=== Extrait du document ===
La Cour suprême a tranché : les 300 habitants, installés sur des terres privées palestiniennes, seront évacués d’ici au 25 décembre. Eli Greenberg n’exclut pas une confrontation avec les soldats, mais comme les autres, il a prévu un refuge : il a loué un appartement à Ofra.

Avant de s’asseoir sur la terrasse, le colon affable tenait à monter plus haut, sur une plate-forme en bois à la peinture écaillée, afin d’embrasser l’avant-poste du regard. C’est le plus grand parmi la centaine existant en Cisjordanie. « Notre communauté est florissante, dit-il. On a des ingénieurs, des infirmiers, des vignerons… » On distingue quarante maisons mobiles décrépies, quelques lopins de terre cultivée. Difficile d’imaginer que l’endroit soit devenu un enjeu international, un motif de crise politique intérieure et le symbole de la colonisation israélienne en Cisjordanie, où vivent près de 400 000 juifs.

« Amona est l’une des frontières de l’Occident devant l’islam, ose Eli Greenberg. Nous sommes attaqués. Renoncer à cette communauté, c’est reculer et se soumettre. Mes racines ici sont beaucoup plus profondes que celles d’un Français en France : elles remontent à l’Ancien Testament. » Le colon en veut à la Cour suprême et aux « organisations gauchistes extrémistes », qui se sont mobilisées pour défendre les droits des propriétaires palestiniens. « L’ère des compromis arrive à son terme, affirme-t-il. L’Etat d’Israël est poussé, de l’extérieur et de l’intérieur, à prendre une décision concernant la Judée-Samarie [nom biblique donné à la Cisjordanie]. Il faut dissiper le brouillard. Sommes-nous des citoyens à part entière ? »

La bataille juridique dure depuis l’été 2005, quand l’ONG La Paix maintenant a demandé, au nom de Palestiniens spoliés, la destruction de neuf logements à Amona. Début 2006, l’armée dut déployer des milliers de soldats pour exécuter la décision de justice, malgré l’opposition physique des colons. Les blessés furent nombreux. L’image marqua les esprits, six mois après l’évacuation de 8 000 Israéliens de la bande de Gaza. Dès lors, la question des avant-postes est devenue taboue.

Pourtant, en 2005, dans un rapport commandé par le gouvernement d’Ariel Sharon, l’avocate Talia Sasson avait prôné leur éradication. Elle notait que 2,1 millions de shekels (500 000 euros) avaient été indûment investis dans les infrastructures d’Amona par le ministère du logement. M. Sharon avait promis de suivre la recommandation du rapport, mais n’en fit rien.

Au contraire : depuis, près d’un tiers des avant-postes ont été légalisés ou sont en voie de l’être, reclassés comme simples quartiers excentrés de colonies existantes. « Jusqu’en 2011, l’Etat acceptait nos arguments pour la destruction des avant-postes mais il invoquait des problèmes de timing, explique Me Michael Sfard, célèbre avocat israélien impliqué dans le dossier Amona. Puis il a changé de position, en disant qu’il ne supprimerait que les avant-postes construits sur des terres privées palestiniennes, mais légaliserait ceux sur les terres classées d’Etat. Mais cette distinction est si discutable qu’elle permet encore de gagner des années de procédure. En fait, le gouvernement ne veut ni tout légaliser ni détruire. »
=== Données fournies ===
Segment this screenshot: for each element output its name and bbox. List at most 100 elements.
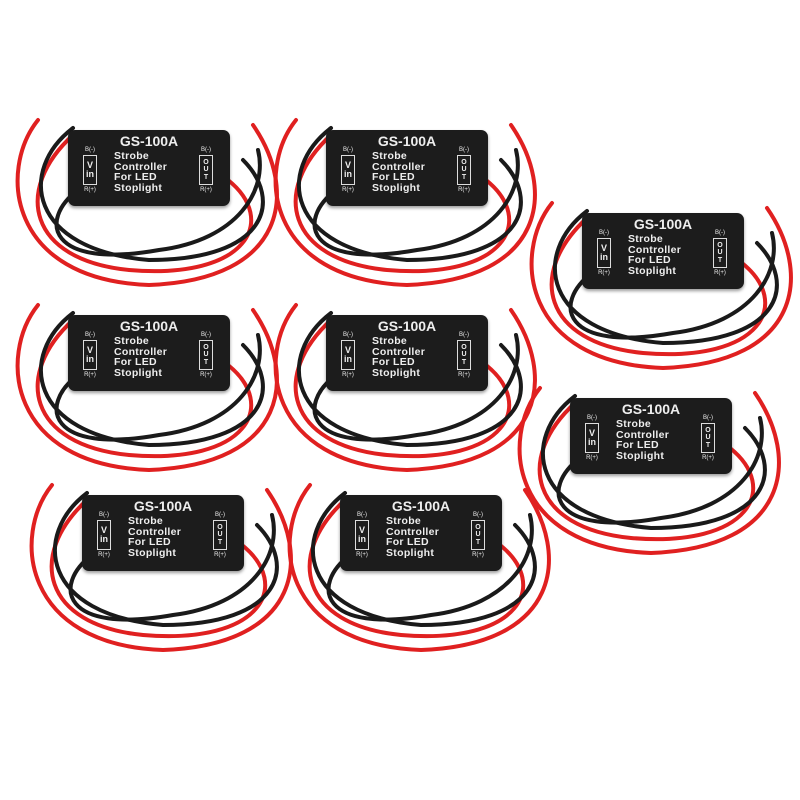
black-wire <box>568 231 776 340</box>
out-o: O <box>461 158 467 166</box>
out-u: U <box>705 434 711 442</box>
black-wire <box>54 148 262 257</box>
output-positive-label: R(+) <box>200 187 212 193</box>
black-wire <box>553 209 779 346</box>
desc-line: Controller <box>114 160 168 173</box>
desc-line: Stoplight <box>114 181 163 194</box>
description: Strobe Controller For LED Stoplight <box>628 234 681 276</box>
out-o: O <box>705 426 711 434</box>
desc-line: Controller <box>628 243 682 256</box>
vin-in: in <box>86 354 94 364</box>
vin-v: V <box>344 345 351 355</box>
out-u: U <box>461 166 467 174</box>
desc-line: Strobe <box>372 150 408 162</box>
description: Strobe Controller For LED Stoplight <box>372 336 425 378</box>
out-o: O <box>217 523 223 531</box>
input-negative-label: B(-) <box>343 147 353 153</box>
vin-v: V <box>600 243 607 253</box>
model-label: GS-100A <box>119 318 179 334</box>
model-label: GS-100A <box>633 216 693 232</box>
out-t: T <box>475 538 481 546</box>
out-o: O <box>717 241 723 249</box>
vin-in: in <box>344 169 352 179</box>
desc-line: Stoplight <box>114 366 163 379</box>
output-negative-label: B(-) <box>715 230 725 236</box>
desc-line: Controller <box>114 345 168 358</box>
input-positive-label: R(+) <box>586 455 598 461</box>
desc-line: Stoplight <box>372 366 421 379</box>
desc-line: For LED <box>616 439 659 451</box>
vin-in: in <box>100 534 108 544</box>
output-negative-label: B(-) <box>459 147 469 153</box>
description: Strobe Controller For LED Stoplight <box>386 516 439 558</box>
out-u: U <box>217 531 223 539</box>
description: Strobe Controller For LED Stoplight <box>372 151 425 193</box>
vin-in: in <box>588 437 596 447</box>
input-positive-label: R(+) <box>356 552 368 558</box>
desc-line: Stoplight <box>616 449 665 462</box>
input-negative-label: B(-) <box>587 415 597 421</box>
input-positive-label: R(+) <box>598 270 610 276</box>
vin-v: V <box>344 160 351 170</box>
black-wire <box>53 491 279 628</box>
desc-line: Controller <box>372 160 426 173</box>
black-wire <box>312 333 520 442</box>
output-negative-label: B(-) <box>215 512 225 518</box>
model-label: GS-100A <box>377 133 437 149</box>
description: Strobe Controller For LED Stoplight <box>114 151 167 193</box>
desc-line: For LED <box>628 254 671 266</box>
vin-in: in <box>358 534 366 544</box>
input-negative-label: B(-) <box>343 332 353 338</box>
desc-line: Strobe <box>372 335 408 347</box>
out-u: U <box>475 531 481 539</box>
desc-line: Strobe <box>128 515 164 527</box>
black-wire <box>311 491 537 628</box>
vin-v: V <box>86 345 93 355</box>
input-positive-label: R(+) <box>342 372 354 378</box>
red-wire <box>273 303 537 473</box>
desc-line: Stoplight <box>628 264 677 277</box>
out-u: U <box>461 351 467 359</box>
input-positive-label: R(+) <box>98 552 110 558</box>
vin-in: in <box>86 169 94 179</box>
desc-line: For LED <box>372 356 415 368</box>
description: Strobe Controller For LED Stoplight <box>114 336 167 378</box>
red-wire <box>273 118 537 288</box>
output-negative-label: B(-) <box>473 512 483 518</box>
output-positive-label: R(+) <box>458 372 470 378</box>
desc-line: For LED <box>114 356 157 368</box>
model-label: GS-100A <box>391 498 451 514</box>
black-wire <box>68 513 276 622</box>
red-wire <box>287 483 551 653</box>
out-t: T <box>217 538 223 546</box>
black-wire <box>541 394 767 531</box>
description: Strobe Controller For LED Stoplight <box>128 516 181 558</box>
out-o: O <box>203 343 209 351</box>
desc-line: Stoplight <box>386 546 435 559</box>
input-negative-label: B(-) <box>599 230 609 236</box>
vin-v: V <box>358 525 365 535</box>
out-o: O <box>461 343 467 351</box>
black-wire <box>297 311 523 448</box>
desc-line: For LED <box>114 171 157 183</box>
out-u: U <box>717 249 723 257</box>
desc-line: Controller <box>372 345 426 358</box>
desc-line: Strobe <box>628 233 664 245</box>
black-wire <box>39 126 265 263</box>
vin-v: V <box>100 525 107 535</box>
out-u: U <box>203 166 209 174</box>
output-negative-label: B(-) <box>201 147 211 153</box>
vin-in: in <box>600 252 608 262</box>
output-positive-label: R(+) <box>214 552 226 558</box>
desc-line: Stoplight <box>128 546 177 559</box>
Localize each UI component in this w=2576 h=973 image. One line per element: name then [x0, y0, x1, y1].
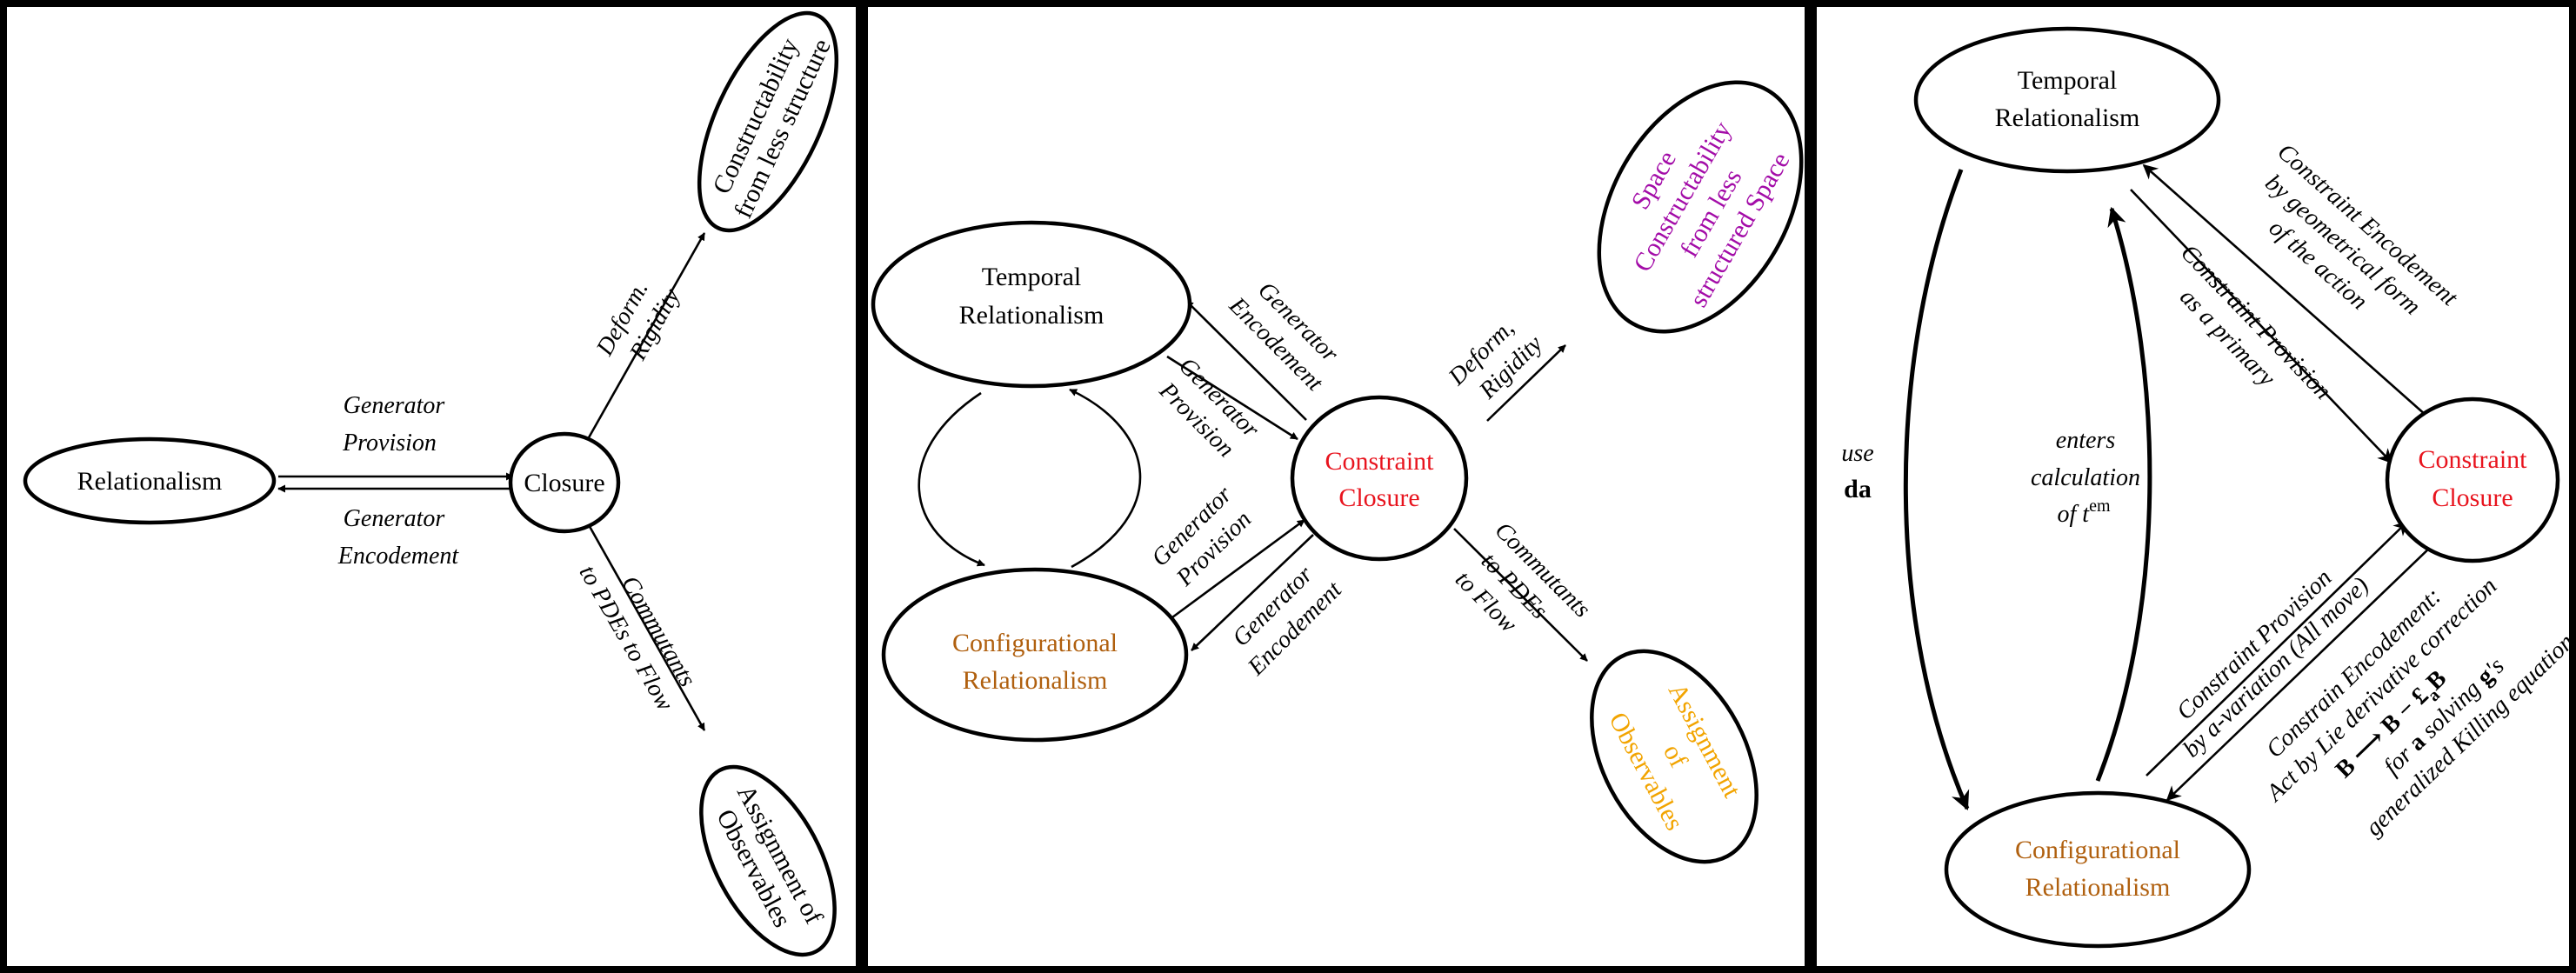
===
▸ **Liste des tâches**:
• a. Répondez à ces questions sur l'article consacré à Amona :
(i) D'ici à quelle date les habitants seront-ils évacués ?
(ii) Combien de logements l'ONG La Paix maintenant a-t-elle demandé de détruire à l'été 2005 ?
(iii) Selon le rapport de Talia Sasson, quelle somme le ministère du logement avait-il indûment investie dans les infrastructures d'Amona ?
• b. Recopiez sans rien changer le passage de l'article sur Amona qui va de « Pourtant, en 2005, dans » jusqu'à « n’en fit rien. ».

▸ **Problèmes résolus**:
• a.
(i) D'ici au 25 décembre.
(ii) Neuf logements.
(iii) 2,1 millions de shekels, soit 500 000 euros.

• b.
Pourtant, en 2005, dans un rapport commandé par le gouvernement d’Ariel Sharon, l’avocate Talia Sasson avait prôné leur éradication. Elle notait que 2,1 millions de shekels (500 000 euros) avaient été indûment investis dans les infrastructures d’Amona par le ministère du logement. M. Sharon avait promis de suivre la recommandation du rapport, mais n’en fit rien.